Set down every entry again word for word, please, but skip the pictures.

Extracted data entries:
------------------------------------------------------------

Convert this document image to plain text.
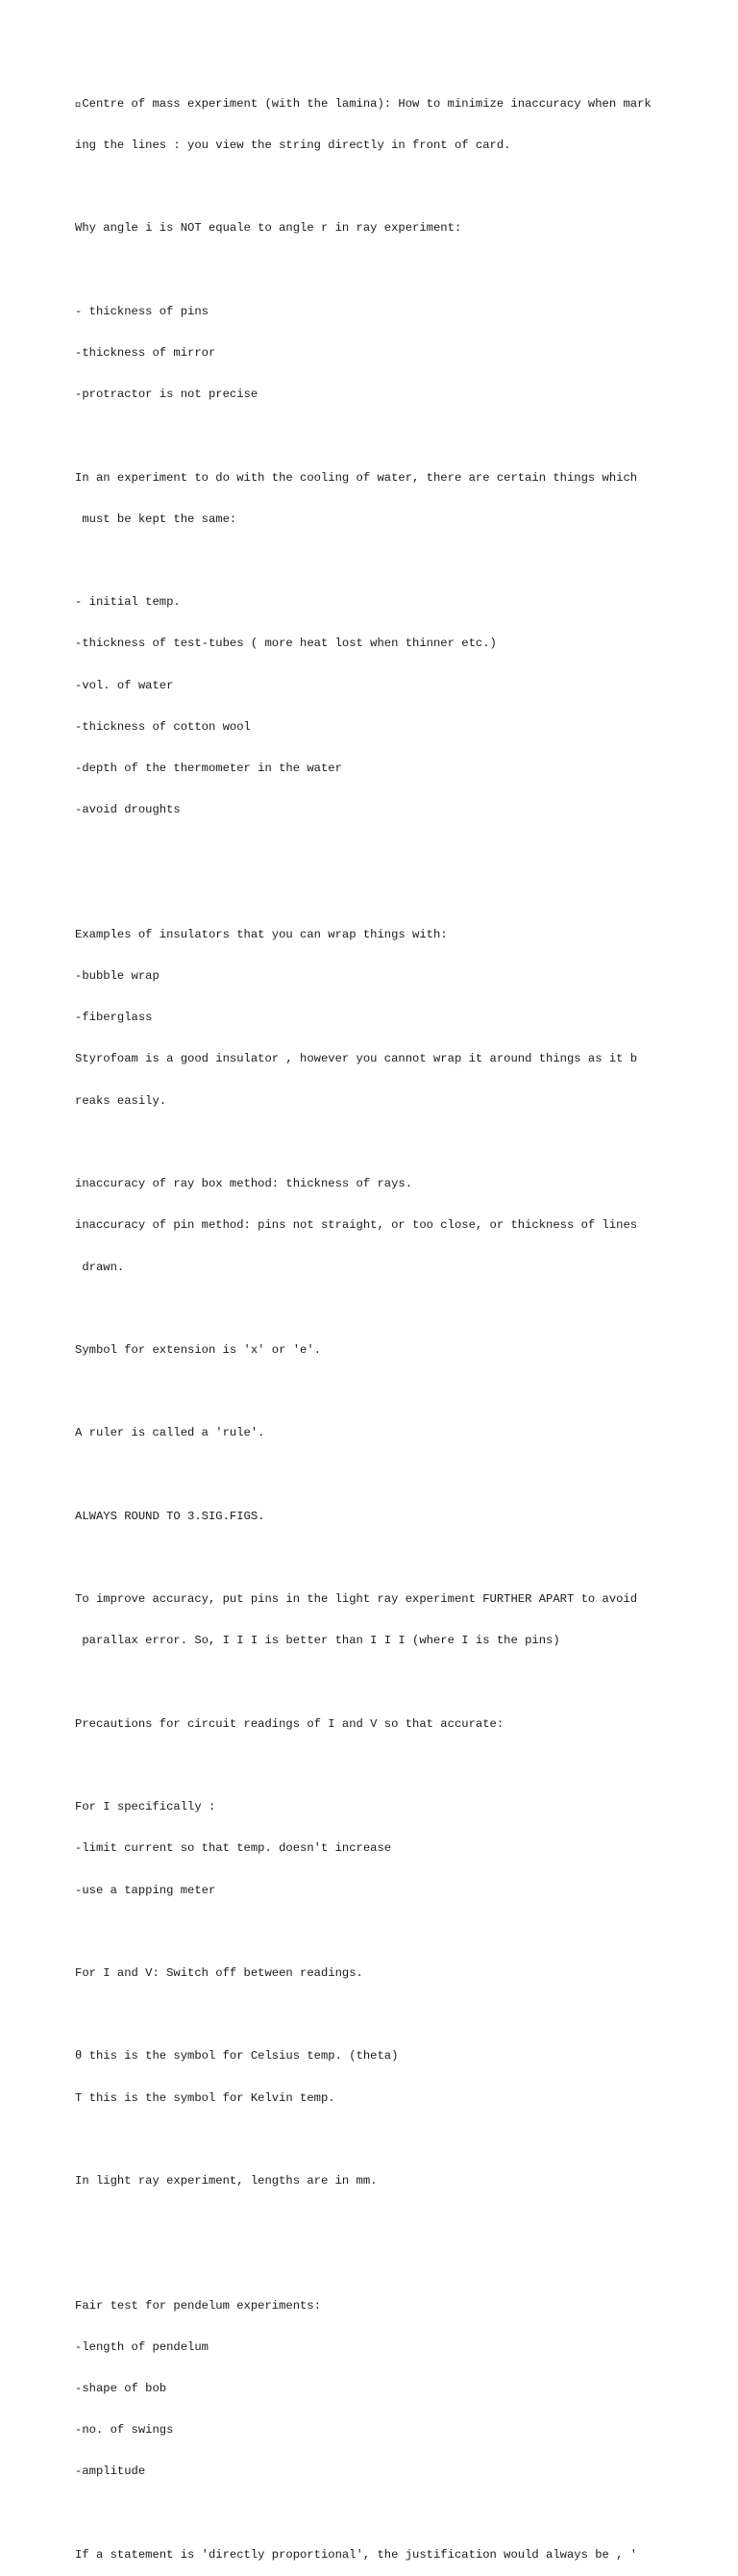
Centre of mass experiment (with the lamina): How to minimize inaccuracy when mark

ing the lines : you view the string directly in front of card.

Why angle i is NOT equale to angle r in ray experiment:

- thickness of pins

-thickness of mirror

-protractor is not precise

In an experiment to do with the cooling of water, there are certain things which

must be kept the same:

- initial temp.

-thickness of test-tubes ( more heat lost when thinner etc.)

-vol. of water

-thickness of cotton wool

-depth of the thermometer in the water

-avoid droughts

Examples of insulators that you can wrap things with:

-bubble wrap

-fiberglass

Styrofoam is a good insulator , however you cannot wrap it around things as it b

reaks easily.

inaccuracy of ray box method: thickness of rays.

inaccuracy of pin method: pins not straight, or too close, or thickness of lines

drawn.

Symbol for extension is 'x' or 'e'.

A ruler is called a 'rule'.

ALWAYS ROUND TO 3.SIG.FIGS.

To improve accuracy, put pins in the light ray experiment FURTHER APART to avoid

parallax error. So, I I I is better than I I I (where I is the pins)

Precautions for circuit readings of I and V so that accurate:

For I specifically :

-limit current so that temp. doesn't increase

-use a tapping meter

For I and V: Switch off between readings.

θ this is the symbol for Celsius temp. (theta)

T this is the symbol for Kelvin temp.

In light ray experiment, lengths are in mm.

Fair test for pendelum experiments:

-length of pendelum

-shape of bob

-no. of swings

-amplitude

If a statement is 'directly proportional', the justification would always be , '
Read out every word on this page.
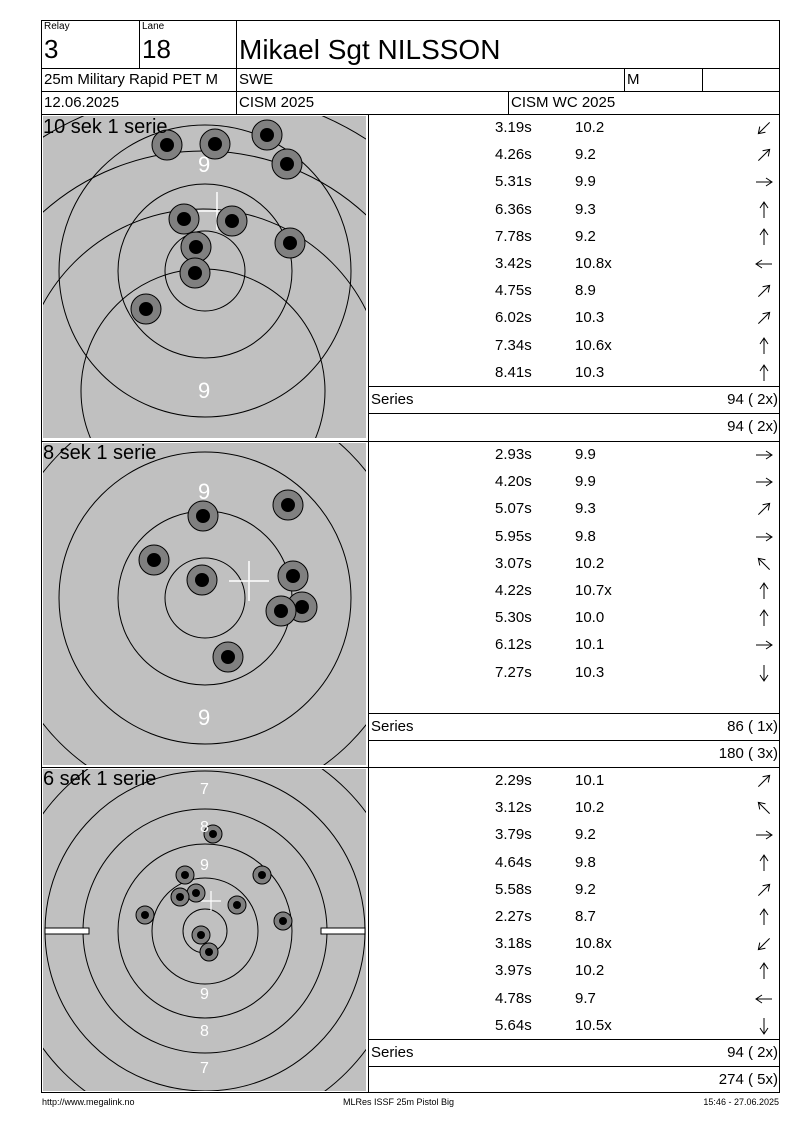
Relay
3
Lane
18 Mikael Sgt NILSSON
25m Military Rapid PET M SWE	M
12.06.2025	CISM 2025	CISM WC 2025
9
9
10 sek 1 serie	3.19s	10.2
4.26s	9.2
5.31s	9.9
6.36s	9.3
7.78s	9.2
3.42s	10.8x
4.75s	8.9
6.02s	10.3
7.34s	10.6x
8.41s	10.3
Series	94 ( 2x)
94 ( 2x)
9
9
8 sek 1 serie	2.93s	9.9
4.20s	9.9
5.07s	9.3
5.95s	9.8
3.07s	10.2
4.22s	10.7x
5.30s	10.0
6.12s	10.1
7.27s	10.3
Series	86 ( 1x)
180 ( 3x)
7
8
9
9
8
7
6 sek 1 serie	2.29s	10.1
3.12s	10.2
3.79s	9.2
4.64s	9.8
5.58s	9.2
2.27s	8.7
3.18s	10.8x
3.97s	10.2
4.78s	9.7
5.64s	10.5x
Series	94 ( 2x)
274 ( 5x)
http://www.megalink.no	MLRes ISSF 25m Pistol Big	15:46 - 27.06.2025
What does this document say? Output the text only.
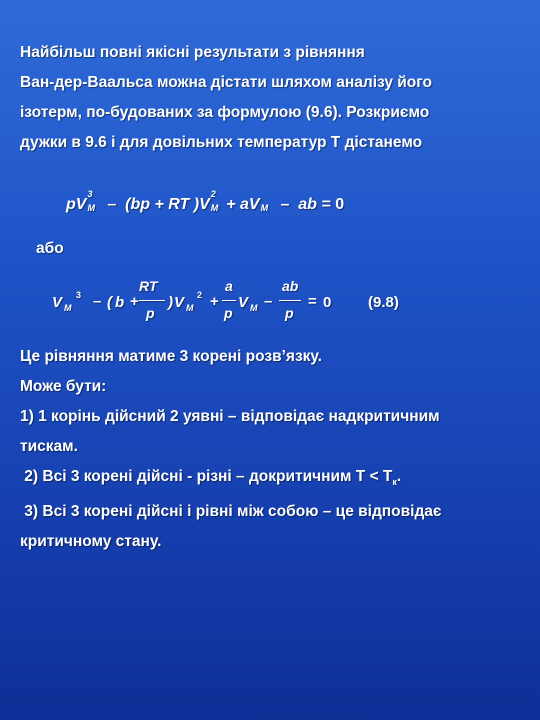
Найбільш повні якісні результати з рівняння
Ван-дер-Ваальса можна дістати шляхом аналізу його
ізотерм, по-будованих за формулою (9.6). Розкриємо
дужки в 9.6 і для довільних температур Т дістанемо
pV
3
M – (bp + RT )V
2
M + aV M – ab = 0
або
V M
3 – ( b +
RT
p
) V M
2 +
a
p
V M –
ab
p
= 0 (9.8)
Це рівняння матиме 3 корені розв’язку.
Може бути:
1) 1 корінь дійсний 2 уявні – відповідає надкритичним
тискам.
2) Всі 3 корені дійсні - різні – докритичним $Т < Т_к$.
3) Всі 3 корені дійсні і рівні між собою – це відповідає
критичному стану.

------------------------------------------------------------

> **Output below**:
Convert this document image to plain text.
Centre of mass experiment (with the lamina): How to minimize inaccuracy when mark

ing the lines : you view the string directly in front of card.

Why angle i is NOT equale to angle r in ray experiment:

- thickness of pins

-thickness of mirror

-protractor is not precise

In an experiment to do with the cooling of water, there are certain things which

must be kept the same:

- initial temp.

-thickness of test-tubes ( more heat lost when thinner etc.)

-vol. of water

-thickness of cotton wool

-depth of the thermometer in the water

-avoid droughts

Examples of insulators that you can wrap things with:

-bubble wrap

-fiberglass

Styrofoam is a good insulator , however you cannot wrap it around things as it b

reaks easily.

inaccuracy of ray box method: thickness of rays.

inaccuracy of pin method: pins not straight, or too close, or thickness of lines

drawn.

Symbol for extension is 'x' or 'e'.

A ruler is called a 'rule'.

ALWAYS ROUND TO 3.SIG.FIGS.

To improve accuracy, put pins in the light ray experiment FURTHER APART to avoid

parallax error. So, I I I is better than I I I (where I is the pins)

Precautions for circuit readings of I and V so that accurate:

For I specifically :

-limit current so that temp. doesn't increase

-use a tapping meter

For I and V: Switch off between readings.

θ this is the symbol for Celsius temp. (theta)

T this is the symbol for Kelvin temp.

In light ray experiment, lengths are in mm.

Fair test for pendelum experiments:

-length of pendelum

-shape of bob

-no. of swings

-amplitude

If a statement is 'directly proportional', the justification would always be , '
Read out every word on this page.
Relay
3
Lane
18 Mikael Sgt NILSSON
25m Military Rapid PET M SWE	M
12.06.2025	CISM 2025	CISM WC 2025
9
9
10 sek 1 serie	3.19s	10.2
4.26s	9.2
5.31s	9.9
6.36s	9.3
7.78s	9.2
3.42s	10.8x
4.75s	8.9
6.02s	10.3
7.34s	10.6x
8.41s	10.3
Series	94 ( 2x)
94 ( 2x)
9
9
8 sek 1 serie	2.93s	9.9
4.20s	9.9
5.07s	9.3
5.95s	9.8
3.07s	10.2
4.22s	10.7x
5.30s	10.0
6.12s	10.1
7.27s	10.3
Series	86 ( 1x)
180 ( 3x)
7
8
9
9
8
7
6 sek 1 serie	2.29s	10.1
3.12s	10.2
3.79s	9.2
4.64s	9.8
5.58s	9.2
2.27s	8.7
3.18s	10.8x
3.97s	10.2
4.78s	9.7
5.64s	10.5x
Series	94 ( 2x)
274 ( 5x)
http://www.megalink.no	MLRes ISSF 25m Pistol Big	15:46 - 27.06.2025
What does this document say? Output the text only.
Найбільш повні якісні результати з рівняння
Ван-дер-Ваальса можна дістати шляхом аналізу його
ізотерм, по-будованих за формулою (9.6). Розкриємо
дужки в 9.6 і для довільних температур Т дістанемо
pV
3
M – (bp + RT )V
2
M + aV M – ab = 0
або
V M
3 – ( b +
RT
p
) V M
2 +
a
p
V M –
ab
p
= 0 (9.8)
Це рівняння матиме 3 корені розв’язку.
Може бути:
1) 1 корінь дійсний 2 уявні – відповідає надкритичним
тискам.
2) Всі 3 корені дійсні - різні – докритичним $Т < Т_к$.
3) Всі 3 корені дійсні і рівні між собою – це відповідає
критичному стану.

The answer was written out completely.